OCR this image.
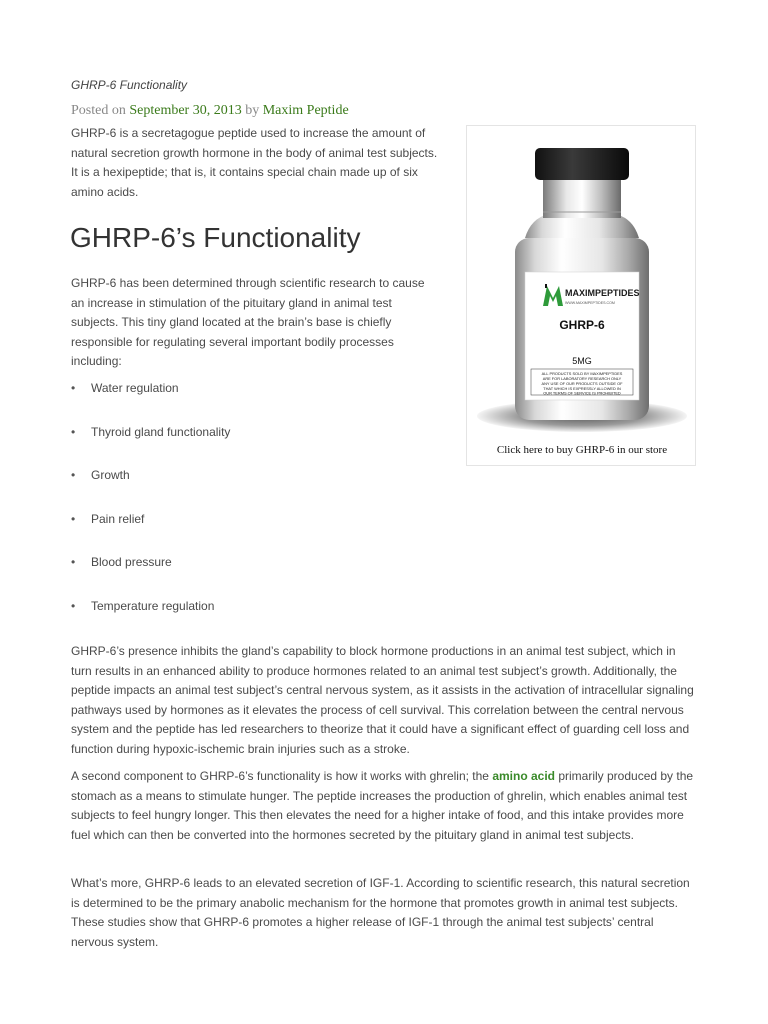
GHRP-6 Functionality

Posted on September 30, 2013 by Maxim Peptide

GHRP-6 is a secretagogue peptide used to increase the amount of natural secretion growth hormone in the body of animal test subjects. It is a hexipeptide; that is, it contains special chain made up of six amino acids.

GHRP-6’s Functionality

GHRP-6 has been determined through scientific research to cause an increase in stimulation of the pituitary gland in animal test subjects. This tiny gland located at the brain’s base is chiefly responsible for regulating several important bodily processes including:

• Water regulation
• Thyroid gland functionality
• Growth
• Pain relief
• Blood pressure
• Temperature regulation

GHRP-6’s presence inhibits the gland’s capability to block hormone productions in an animal test subject, which in turn results in an enhanced ability to produce hormones related to an animal test subject’s growth. Additionally, the peptide impacts an animal test subject’s central nervous system, as it assists in the activation of intracellular signaling pathways used by hormones as it elevates the process of cell survival. This correlation between the central nervous system and the peptide has led researchers to theorize that it could have a significant effect of guarding cell loss and function during hypoxic-ischemic brain injuries such as a stroke.

A second component to GHRP-6’s functionality is how it works with ghrelin; the amino acid primarily produced by the stomach as a means to stimulate hunger. The peptide increases the production of ghrelin, which enables animal test subjects to feel hungry longer. This then elevates the need for a higher intake of food, and this intake provides more fuel which can then be converted into the hormones secreted by the pituitary gland in animal test subjects.

What’s more, GHRP-6 leads to an elevated secretion of IGF-1. According to scientific research, this natural secretion is determined to be the primary anabolic mechanism for the hormone that promotes growth in animal test subjects. These studies show that GHRP-6 promotes a higher release of IGF-1 through the animal test subjects’ central nervous system.

MAXIMPEPTIDES
WWW.MAXIMPEPTIDES.COM
GHRP-6
5MG
ALL PRODUCTS SOLD BY MAXIMPEPTIDES
ARE FOR LABORATORY RESEARCH ONLY
ANY USE OF OUR PRODUCTS OUTSIDE OF
THAT WHICH IS EXPRESSLY ALLOWED IN
OUR TERMS OF SERVICE IS PROHIBITED

Click here to buy GHRP-6 in our store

■ **WORK ITEM**
In the copy, no picture may appear; the records themselves must be output exactly.

■ **RESULT OF THE TASK**
OCR this image.
GHRP-6 Functionality

Posted on September 30, 2013 by Maxim Peptide

GHRP-6 is a secretagogue peptide used to increase the amount of natural secretion growth hormone in the body of animal test subjects. It is a hexipeptide; that is, it contains special chain made up of six amino acids.

GHRP-6’s Functionality

GHRP-6 has been determined through scientific research to cause an increase in stimulation of the pituitary gland in animal test subjects. This tiny gland located at the brain’s base is chiefly responsible for regulating several important bodily processes including:

• Water regulation
• Thyroid gland functionality
• Growth
• Pain relief
• Blood pressure
• Temperature regulation

GHRP-6’s presence inhibits the gland’s capability to block hormone productions in an animal test subject, which in turn results in an enhanced ability to produce hormones related to an animal test subject’s growth. Additionally, the peptide impacts an animal test subject’s central nervous system, as it assists in the activation of intracellular signaling pathways used by hormones as it elevates the process of cell survival. This correlation between the central nervous system and the peptide has led researchers to theorize that it could have a significant effect of guarding cell loss and function during hypoxic-ischemic brain injuries such as a stroke.

A second component to GHRP-6’s functionality is how it works with ghrelin; the amino acid primarily produced by the stomach as a means to stimulate hunger. The peptide increases the production of ghrelin, which enables animal test subjects to feel hungry longer. This then elevates the need for a higher intake of food, and this intake provides more fuel which can then be converted into the hormones secreted by the pituitary gland in animal test subjects.

What’s more, GHRP-6 leads to an elevated secretion of IGF-1. According to scientific research, this natural secretion is determined to be the primary anabolic mechanism for the hormone that promotes growth in animal test subjects. These studies show that GHRP-6 promotes a higher release of IGF-1 through the animal test subjects’ central nervous system.

MAXIMPEPTIDES
WWW.MAXIMPEPTIDES.COM
GHRP-6
5MG
ALL PRODUCTS SOLD BY MAXIMPEPTIDES
ARE FOR LABORATORY RESEARCH ONLY
ANY USE OF OUR PRODUCTS OUTSIDE OF
THAT WHICH IS EXPRESSLY ALLOWED IN
OUR TERMS OF SERVICE IS PROHIBITED

Click here to buy GHRP-6 in our store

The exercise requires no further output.